# Start of Supplied text

# Farm clothing styles?



## milkmaid (Sep 15, 2010)

I normally wear jeans and a T-shirt. But I'd like to look nice (at least as far as possible) even when working. What are some farm clothing styles you like?
The only variation I ever do on the jeans-and-T-shirt is capris-and-T-shirt, haha.
Shoes and hat ideas too please! I love straw hats and brown leather sandals.


----------



## OwnedByTheGoats (Mar 7, 2013)

I look nice all the time... my closet features...

nice blue denim overalls featuring double seams....
a "perfectly blue" t-shirt with a dinosaur on it...
fleeced sweatpants with embroidered letters on the front... oolala...
jeans that are 5 sizes too big for me (that's what the belt is for).. wonderful bright tag in the back... 
Some ugly flowery baggy dress that I wore like 6 times in my whole life...
And an overall dress. Overalls with no legs! 

Ahhh... the farm style.


----------



## TrinityRanch (Mar 26, 2013)

Pajamas. I think that covers it. 

OH! And shirts with holes the size of plates that my goat ate through. 

I need to get some jeans for my wardrobe, because skinny jeans don't always work with goat hair and barn dirt! I really like tank-tops because it gets very hot here. And capris are always great too


----------



## GoatsLive (Jul 1, 2012)

TrinityRanch said:


> Pajamas. I think that covers it.
> 
> OH! And shirts with holes the size of plates that my goat ate through.
> 
> I need to get some jeans for my wardrobe, because skinny jeans don't always work with goat hair and barn dirt! I really like tank-tops because it gets very hot here. And capris are always great too


That about sums it up nicely! I actually have at least 1 day a week that I call a PJ day. I stay in my PJs all day while going about my chores. I do get giggles sometimes from those who might me watching my 24/7 goat feed.

When not in PJs I also wear jeans and a t-shirt. I don't have but one pair of "going to church" jeans that don't have holes eaten in them my my goats


----------



## gotboergoat (May 14, 2013)

my barn boots have 7 layer embroidering on them! talk about elegant!!! 

(im actually goatgirl132 on my moms account I accadenatly locked myself out for now.)


----------



## Dani-1995 (Mar 11, 2011)

Wranglers and a tshirt/hoody or carhart if cold. Or the more natural look of yoga pants, work out pants, soffee shorts and tshirts or tank tops.... Pretty much anything comfy. Can't forget the sperrys or flip flops either! Occasionally I wear boots if its muddy or really wet out but usually sperrys... I actually have a sperry tan line on my foot. Scary.


----------



## Dani-1995 (Mar 11, 2011)

GoatsLive said:


> That about sums it up nicely! I actually have at least 1 day a week that I call a PJ day. I stay in my PJs all day while going about my chores. I do get giggles sometimes from those who might me watching my 24/7 goat feed.


Me too! I actually wear workout clothes as PJ's even though I don't excercise... They bend and breathe well!


----------



## emilieanne (Oct 15, 2012)

Slogger boots as shoes, always now 

Shirt is usually a flannel with a tank top under 

For pants I ALWAYS wear my junky jeans (that's all my jeans after the kiddings and goats getting hungry!(; )

# End of Supplied text
# Start of Provided records

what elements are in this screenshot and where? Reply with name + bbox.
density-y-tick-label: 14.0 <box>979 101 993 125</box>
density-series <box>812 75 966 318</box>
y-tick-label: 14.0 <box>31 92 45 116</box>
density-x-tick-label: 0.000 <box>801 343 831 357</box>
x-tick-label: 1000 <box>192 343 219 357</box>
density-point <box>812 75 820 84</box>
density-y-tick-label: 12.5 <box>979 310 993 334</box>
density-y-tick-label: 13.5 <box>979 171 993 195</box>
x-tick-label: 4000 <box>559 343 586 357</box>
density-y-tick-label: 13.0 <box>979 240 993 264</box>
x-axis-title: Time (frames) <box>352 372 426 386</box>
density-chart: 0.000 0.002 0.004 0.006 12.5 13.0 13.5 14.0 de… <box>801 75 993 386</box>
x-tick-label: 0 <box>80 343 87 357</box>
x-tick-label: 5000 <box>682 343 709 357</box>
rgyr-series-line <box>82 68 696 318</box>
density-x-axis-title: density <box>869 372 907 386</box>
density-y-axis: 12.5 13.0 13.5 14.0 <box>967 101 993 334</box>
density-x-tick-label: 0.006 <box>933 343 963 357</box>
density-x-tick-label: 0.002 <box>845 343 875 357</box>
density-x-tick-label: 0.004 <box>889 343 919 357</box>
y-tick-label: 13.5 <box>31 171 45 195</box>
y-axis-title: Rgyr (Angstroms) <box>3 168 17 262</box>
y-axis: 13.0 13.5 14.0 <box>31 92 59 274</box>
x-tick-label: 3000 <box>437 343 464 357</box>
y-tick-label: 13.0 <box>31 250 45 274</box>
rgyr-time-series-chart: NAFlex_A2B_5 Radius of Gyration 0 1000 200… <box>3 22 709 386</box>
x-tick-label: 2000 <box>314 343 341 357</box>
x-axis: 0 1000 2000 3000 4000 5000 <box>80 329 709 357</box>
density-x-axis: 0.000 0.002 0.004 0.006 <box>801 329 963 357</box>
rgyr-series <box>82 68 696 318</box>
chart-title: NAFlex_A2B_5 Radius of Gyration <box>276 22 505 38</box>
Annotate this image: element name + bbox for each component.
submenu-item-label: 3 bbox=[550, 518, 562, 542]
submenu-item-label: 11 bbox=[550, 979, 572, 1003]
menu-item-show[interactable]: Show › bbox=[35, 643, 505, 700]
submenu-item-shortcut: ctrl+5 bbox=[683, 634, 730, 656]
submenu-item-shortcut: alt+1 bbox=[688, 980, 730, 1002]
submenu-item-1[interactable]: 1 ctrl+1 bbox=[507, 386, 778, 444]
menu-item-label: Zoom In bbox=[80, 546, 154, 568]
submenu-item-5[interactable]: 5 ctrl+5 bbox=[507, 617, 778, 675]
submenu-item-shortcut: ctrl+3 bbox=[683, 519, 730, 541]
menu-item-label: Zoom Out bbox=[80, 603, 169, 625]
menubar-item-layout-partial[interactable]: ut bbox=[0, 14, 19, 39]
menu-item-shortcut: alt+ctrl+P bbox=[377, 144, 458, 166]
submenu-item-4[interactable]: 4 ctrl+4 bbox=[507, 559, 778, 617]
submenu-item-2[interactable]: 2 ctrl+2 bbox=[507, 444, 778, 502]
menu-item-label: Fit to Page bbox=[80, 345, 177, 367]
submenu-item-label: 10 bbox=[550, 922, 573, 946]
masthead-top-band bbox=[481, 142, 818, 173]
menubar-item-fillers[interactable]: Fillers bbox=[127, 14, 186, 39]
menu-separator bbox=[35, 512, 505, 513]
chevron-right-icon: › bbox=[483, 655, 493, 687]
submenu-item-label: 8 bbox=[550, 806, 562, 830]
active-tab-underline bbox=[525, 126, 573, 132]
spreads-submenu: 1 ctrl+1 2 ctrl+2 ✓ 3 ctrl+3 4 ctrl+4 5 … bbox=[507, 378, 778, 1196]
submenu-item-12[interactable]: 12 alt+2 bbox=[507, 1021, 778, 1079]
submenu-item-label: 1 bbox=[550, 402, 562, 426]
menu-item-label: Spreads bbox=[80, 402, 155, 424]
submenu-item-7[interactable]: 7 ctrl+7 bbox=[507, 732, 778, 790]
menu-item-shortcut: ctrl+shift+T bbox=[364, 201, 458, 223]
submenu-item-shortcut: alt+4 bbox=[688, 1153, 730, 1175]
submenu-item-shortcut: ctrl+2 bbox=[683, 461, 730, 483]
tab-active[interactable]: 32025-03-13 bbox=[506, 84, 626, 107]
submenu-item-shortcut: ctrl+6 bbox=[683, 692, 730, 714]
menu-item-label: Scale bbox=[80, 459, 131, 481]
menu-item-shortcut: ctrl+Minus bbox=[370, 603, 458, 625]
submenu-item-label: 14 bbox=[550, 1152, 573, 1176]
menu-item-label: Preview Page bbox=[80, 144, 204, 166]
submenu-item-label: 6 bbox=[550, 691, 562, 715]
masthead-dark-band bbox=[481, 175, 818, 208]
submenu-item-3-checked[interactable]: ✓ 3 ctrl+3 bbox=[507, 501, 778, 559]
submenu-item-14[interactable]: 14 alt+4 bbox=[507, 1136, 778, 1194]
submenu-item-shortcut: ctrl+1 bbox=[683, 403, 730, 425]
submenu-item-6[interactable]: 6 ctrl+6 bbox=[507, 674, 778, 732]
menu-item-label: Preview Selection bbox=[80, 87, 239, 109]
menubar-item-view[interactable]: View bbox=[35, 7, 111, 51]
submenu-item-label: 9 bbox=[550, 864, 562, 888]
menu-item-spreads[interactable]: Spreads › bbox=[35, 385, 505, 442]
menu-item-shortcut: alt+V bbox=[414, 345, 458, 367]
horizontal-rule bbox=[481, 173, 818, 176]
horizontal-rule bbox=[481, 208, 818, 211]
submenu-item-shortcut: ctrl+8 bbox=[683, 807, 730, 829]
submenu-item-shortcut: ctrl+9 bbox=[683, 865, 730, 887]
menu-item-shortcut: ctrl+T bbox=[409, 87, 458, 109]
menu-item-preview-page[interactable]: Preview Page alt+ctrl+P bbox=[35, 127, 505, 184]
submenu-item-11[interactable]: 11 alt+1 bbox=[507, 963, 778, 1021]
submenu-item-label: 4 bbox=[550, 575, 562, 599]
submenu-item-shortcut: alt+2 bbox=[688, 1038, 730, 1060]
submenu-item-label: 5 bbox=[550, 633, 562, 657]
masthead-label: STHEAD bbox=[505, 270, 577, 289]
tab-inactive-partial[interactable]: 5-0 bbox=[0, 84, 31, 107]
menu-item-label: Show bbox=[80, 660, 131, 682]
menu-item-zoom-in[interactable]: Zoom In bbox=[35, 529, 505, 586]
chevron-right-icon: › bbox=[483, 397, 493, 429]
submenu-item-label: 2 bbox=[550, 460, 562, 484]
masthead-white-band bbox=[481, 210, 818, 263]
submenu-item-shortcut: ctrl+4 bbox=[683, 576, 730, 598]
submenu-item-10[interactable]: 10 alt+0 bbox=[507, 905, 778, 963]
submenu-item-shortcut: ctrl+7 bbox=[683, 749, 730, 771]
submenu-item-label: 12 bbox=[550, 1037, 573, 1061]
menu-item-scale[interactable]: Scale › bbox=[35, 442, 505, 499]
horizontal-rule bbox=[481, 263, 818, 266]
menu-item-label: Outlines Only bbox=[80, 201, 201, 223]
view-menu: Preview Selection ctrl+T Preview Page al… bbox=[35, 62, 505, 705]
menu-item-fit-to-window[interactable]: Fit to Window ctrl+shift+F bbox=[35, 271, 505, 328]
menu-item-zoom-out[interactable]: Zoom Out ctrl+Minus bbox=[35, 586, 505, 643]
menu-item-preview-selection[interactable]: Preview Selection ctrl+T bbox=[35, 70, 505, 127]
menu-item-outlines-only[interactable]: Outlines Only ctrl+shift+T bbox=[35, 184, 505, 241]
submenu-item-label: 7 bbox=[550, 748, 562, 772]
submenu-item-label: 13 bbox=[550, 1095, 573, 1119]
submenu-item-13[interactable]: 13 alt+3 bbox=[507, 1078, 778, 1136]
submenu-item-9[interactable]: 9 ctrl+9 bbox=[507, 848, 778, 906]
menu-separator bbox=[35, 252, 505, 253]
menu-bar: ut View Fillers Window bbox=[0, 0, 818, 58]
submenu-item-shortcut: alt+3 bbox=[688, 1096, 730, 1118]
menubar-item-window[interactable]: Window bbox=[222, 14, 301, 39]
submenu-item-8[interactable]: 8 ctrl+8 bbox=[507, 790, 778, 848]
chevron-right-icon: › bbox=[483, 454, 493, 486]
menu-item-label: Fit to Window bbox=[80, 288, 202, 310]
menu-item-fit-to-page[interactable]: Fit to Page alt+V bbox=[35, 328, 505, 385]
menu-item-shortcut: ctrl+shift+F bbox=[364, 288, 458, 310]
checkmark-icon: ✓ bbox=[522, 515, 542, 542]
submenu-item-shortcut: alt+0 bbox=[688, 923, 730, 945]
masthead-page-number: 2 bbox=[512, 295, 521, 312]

# End of Provided records

= Directions =
• a. Reproduce the passage of the farm clothing thread between "I look nice" and "the farm style.", inclusive, word for word.
• b. Recast the entries from their first line through the line containing "density-x-tick-label: 0.002 <box>845", inclusive, as a JSON list of strings, one string per line, leaving out any blank lines.
The entries have no connection to the farm clothing thread.

= Solutions per task =
• a.
I look nice all the time... my closet features...

nice blue denim overalls featuring double seams....
a "perfectly blue" t-shirt with a dinosaur on it...
fleeced sweatpants with embroidered letters on the front... oolala...
jeans that are 5 sizes too big for me (that's what the belt is for).. wonderful bright tag in the back... 
Some ugly flowery baggy dress that I wore like 6 times in my whole life...
And an overall dress. Overalls with no legs! 

Ahhh... the farm style.

• b.
[
  "what elements are in this screenshot and where? Reply with name + bbox.",
  "density-y-tick-label: 14.0 <box>979 101 993 125</box>",
  "density-series <box>812 75 966 318</box>",
  "y-tick-label: 14.0 <box>31 92 45 116</box>",
  "density-x-tick-label: 0.000 <box>801 343 831 357</box>",
  "x-tick-label: 1000 <box>192 343 219 357</box>",
  "density-point <box>812 75 820 84</box>",
  "density-y-tick-label: 12.5 <box>979 310 993 334</box>",
  "density-y-tick-label: 13.5 <box>979 171 993 195</box>",
  "x-tick-label: 4000 <box>559 343 586 357</box>",
  "density-y-tick-label: 13.0 <box>979 240 993 264</box>",
  "x-axis-title: Time (frames) <box>352 372 426 386</box>",
  "density-chart: 0.000 0.002 0.004 0.006 12.5 13.0 13.5 14.0 de… <box>801 75 993 386</box>",
  "x-tick-label: 0 <box>80 343 87 357</box>",
  "x-tick-label: 5000 <box>682 343 709 357</box>",
  "rgyr-series-line <box>82 68 696 318</box>",
  "density-x-axis-title: density <box>869 372 907 386</box>",
  "density-y-axis: 12.5 13.0 13.5 14.0 <box>967 101 993 334</box>",
  "density-x-tick-label: 0.006 <box>933 343 963 357</box>",
  "density-x-tick-label: 0.002 <box>845 343 875 357</box>"
]